Figure contents as structured data:
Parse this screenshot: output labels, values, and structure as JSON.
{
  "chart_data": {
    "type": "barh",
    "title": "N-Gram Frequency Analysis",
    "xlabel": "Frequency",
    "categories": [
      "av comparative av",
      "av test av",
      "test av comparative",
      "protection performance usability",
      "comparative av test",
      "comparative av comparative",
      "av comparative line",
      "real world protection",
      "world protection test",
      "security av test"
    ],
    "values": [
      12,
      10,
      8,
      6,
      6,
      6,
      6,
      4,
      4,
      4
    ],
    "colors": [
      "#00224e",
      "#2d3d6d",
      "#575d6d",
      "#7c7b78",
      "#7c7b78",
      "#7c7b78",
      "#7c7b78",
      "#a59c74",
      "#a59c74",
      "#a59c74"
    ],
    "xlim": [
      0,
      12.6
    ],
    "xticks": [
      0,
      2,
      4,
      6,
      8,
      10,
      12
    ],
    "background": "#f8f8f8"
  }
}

◆ **OBJECTIVE**:
Every line above should be retyped exactly as given.

◆ **ANSWER TO THIS EXERCISE**:
Parse this screenshot: output labels, values, and structure as JSON.
{
  "chart_data": {
    "type": "barh",
    "title": "N-Gram Frequency Analysis",
    "xlabel": "Frequency",
    "categories": [
      "av comparative av",
      "av test av",
      "test av comparative",
      "protection performance usability",
      "comparative av test",
      "comparative av comparative",
      "av comparative line",
      "real world protection",
      "world protection test",
      "security av test"
    ],
    "values": [
      12,
      10,
      8,
      6,
      6,
      6,
      6,
      4,
      4,
      4
    ],
    "colors": [
      "#00224e",
      "#2d3d6d",
      "#575d6d",
      "#7c7b78",
      "#7c7b78",
      "#7c7b78",
      "#7c7b78",
      "#a59c74",
      "#a59c74",
      "#a59c74"
    ],
    "xlim": [
      0,
      12.6
    ],
    "xticks": [
      0,
      2,
      4,
      6,
      8,
      10,
      12
    ],
    "background": "#f8f8f8"
  }
}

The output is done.